• **Data to process**:
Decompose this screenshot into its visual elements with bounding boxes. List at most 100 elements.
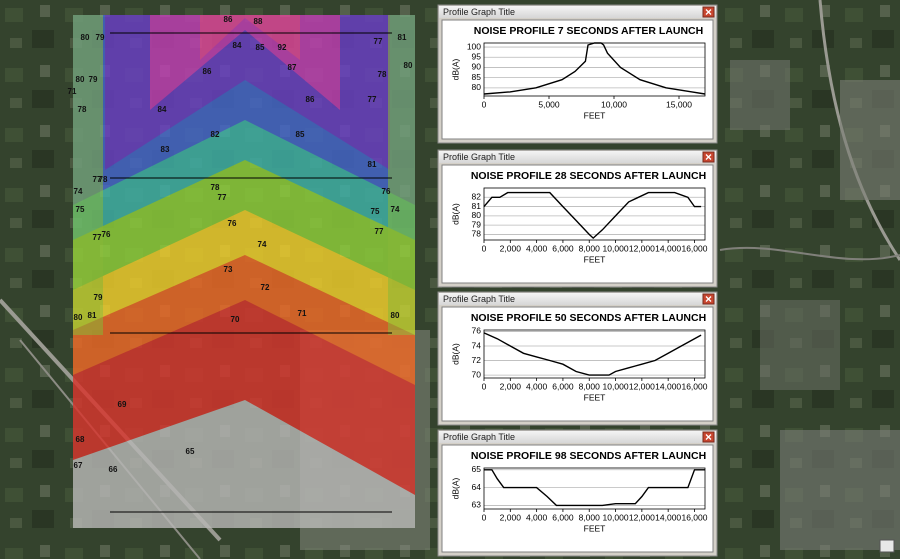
contour-label: 85 [256, 43, 265, 52]
contour-label: 77 [368, 95, 377, 104]
title-bar [439, 151, 716, 163]
window-title: Profile Graph Title [443, 294, 515, 304]
title-bar [439, 293, 716, 305]
plot-frame [483, 467, 706, 510]
x-tick-label: 2,000 [500, 243, 522, 253]
x-tick-label: 5,000 [538, 99, 560, 109]
profile-line [484, 469, 705, 507]
chart-panel [441, 164, 714, 284]
window-title: Profile Graph Title [443, 432, 515, 442]
contour-label: 77 [93, 175, 102, 184]
x-tick-label: 16,000 [681, 243, 707, 253]
y-axis-label: dB(A) [450, 477, 460, 499]
y-axis-label: dB(A) [450, 58, 460, 80]
y-tick-label: 82 [472, 192, 482, 202]
contour-label: 77 [375, 227, 384, 236]
x-tick-label: 10,000 [601, 99, 627, 109]
contour-label: 66 [109, 465, 118, 474]
chart-title: NOISE PROFILE 7 SECONDS AFTER LAUNCH [474, 25, 703, 37]
y-tick-label: 65 [472, 464, 482, 474]
contour-label: 78 [211, 183, 220, 192]
contour-label: 68 [76, 435, 85, 444]
contour-label: 71 [68, 87, 77, 96]
profile-line [483, 42, 706, 95]
x-tick-label: 0 [482, 512, 487, 522]
x-tick-label: 15,000 [666, 99, 692, 109]
contour-label: 67 [74, 461, 83, 470]
y-tick-label: 74 [472, 340, 482, 350]
window-title: Profile Graph Title [443, 7, 515, 17]
y-tick-label: 70 [472, 369, 482, 379]
x-tick-label: 16,000 [681, 512, 707, 522]
y-tick-label: 90 [472, 62, 482, 72]
x-tick-label: 0 [482, 243, 487, 253]
x-tick-label: 10,000 [603, 512, 629, 522]
x-tick-label: 0 [482, 381, 487, 391]
close-button[interactable] [702, 151, 715, 163]
y-tick-label: 80 [472, 82, 482, 92]
profile-line [483, 332, 702, 376]
x-tick-label: 12,000 [629, 512, 655, 522]
x-tick-label: 0 [482, 99, 487, 109]
contour-label: 85 [296, 130, 305, 139]
close-button[interactable] [702, 6, 715, 18]
x-tick-label: 12,000 [629, 381, 655, 391]
close-icon[interactable] [705, 154, 712, 160]
contour-label: 82 [211, 130, 220, 139]
chart-panel [441, 306, 714, 422]
y-tick-label: 64 [472, 482, 482, 492]
x-tick-label: 6,000 [552, 381, 574, 391]
x-tick-label: 16,000 [681, 381, 707, 391]
x-axis-label: FEET [584, 254, 606, 264]
x-tick-label: 14,000 [655, 243, 681, 253]
close-button[interactable] [702, 293, 715, 305]
x-tick-label: 4,000 [526, 381, 548, 391]
contour-label: 77 [374, 37, 383, 46]
x-axis-label: FEET [584, 110, 606, 120]
close-icon[interactable] [705, 434, 712, 440]
y-axis-label: dB(A) [450, 343, 460, 365]
y-tick-label: 100 [467, 41, 481, 51]
profile-lines [110, 32, 392, 513]
chart-panel [441, 19, 714, 140]
y-tick-label: 85 [472, 72, 482, 82]
status-icon[interactable] [879, 539, 895, 553]
y-tick-label: 78 [472, 229, 482, 239]
profile-window: Profile Graph Title NOISE PROFILE 98 SECO… [437, 429, 718, 557]
contour-label: 74 [74, 187, 83, 196]
x-tick-label: 14,000 [655, 381, 681, 391]
contour-label: 71 [298, 309, 307, 318]
plot-frame [483, 329, 706, 379]
contour-label: 81 [88, 311, 97, 320]
contour-label: 79 [89, 75, 98, 84]
title-bar [439, 6, 716, 18]
profile-window: Profile Graph Title NOISE PROFILE 50 SECO… [437, 291, 718, 426]
y-tick-label: 76 [472, 326, 482, 336]
y-tick-label: 79 [472, 219, 482, 229]
x-tick-label: 10,000 [603, 381, 629, 391]
y-tick-label: 63 [472, 500, 482, 510]
contour-label: 79 [96, 33, 105, 42]
contour-label: 65 [186, 447, 195, 456]
x-tick-label: 6,000 [552, 243, 574, 253]
x-tick-label: 8,000 [579, 381, 601, 391]
contour-label: 74 [391, 205, 400, 214]
close-button[interactable] [702, 431, 715, 443]
y-tick-label: 80 [472, 210, 482, 220]
close-icon[interactable] [705, 296, 712, 302]
y-tick-label: 81 [472, 201, 482, 211]
contour-label: 77 [218, 193, 227, 202]
contour-label: 78 [378, 70, 387, 79]
x-tick-label: 14,000 [655, 512, 681, 522]
contour-label: 80 [391, 311, 400, 320]
contour-label: 81 [398, 33, 407, 42]
contour-label: 79 [94, 293, 103, 302]
window-title: Profile Graph Title [443, 152, 515, 162]
contour-label: 69 [118, 400, 127, 409]
close-icon[interactable] [705, 9, 712, 15]
profile-window: Profile Graph Title NOISE PROFILE 28 SECO… [437, 149, 718, 288]
contour-label: 84 [158, 105, 167, 114]
contour-label: 74 [258, 240, 267, 249]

• **Written task**:
Copy out verbatim the data from the line with "contour-label: 85 [256, 43, 265, 52]" up to and including the line with "close-button[interactable] [702, 151, 715, 163]".

• **Reply to the task**:
contour-label: 85 [256, 43, 265, 52]
contour-label: 77 [368, 95, 377, 104]
title-bar [439, 151, 716, 163]
window-title: Profile Graph Title [443, 294, 515, 304]
title-bar [439, 293, 716, 305]
plot-frame [483, 467, 706, 510]
x-tick-label: 2,000 [500, 243, 522, 253]
x-tick-label: 5,000 [538, 99, 560, 109]
profile-line [484, 469, 705, 507]
chart-panel [441, 164, 714, 284]
window-title: Profile Graph Title [443, 432, 515, 442]
contour-label: 77 [93, 175, 102, 184]
x-tick-label: 16,000 [681, 243, 707, 253]
y-axis-label: dB(A) [450, 477, 460, 499]
y-axis-label: dB(A) [450, 58, 460, 80]
y-tick-label: 82 [472, 192, 482, 202]
contour-label: 77 [375, 227, 384, 236]
x-tick-label: 10,000 [601, 99, 627, 109]
contour-label: 66 [109, 465, 118, 474]
chart-title: NOISE PROFILE 7 SECONDS AFTER LAUNCH [474, 25, 703, 37]
y-tick-label: 65 [472, 464, 482, 474]
contour-label: 78 [211, 183, 220, 192]
contour-label: 68 [76, 435, 85, 444]
contour-label: 71 [68, 87, 77, 96]
profile-line [483, 42, 706, 95]
x-tick-label: 0 [482, 512, 487, 522]
x-tick-label: 15,000 [666, 99, 692, 109]
contour-label: 67 [74, 461, 83, 470]
y-tick-label: 74 [472, 340, 482, 350]
window-title: Profile Graph Title [443, 7, 515, 17]
y-tick-label: 70 [472, 369, 482, 379]
x-tick-label: 16,000 [681, 512, 707, 522]
y-tick-label: 90 [472, 62, 482, 72]
x-tick-label: 0 [482, 243, 487, 253]
x-tick-label: 10,000 [603, 512, 629, 522]
x-tick-label: 0 [482, 381, 487, 391]
close-button[interactable] [702, 151, 715, 163]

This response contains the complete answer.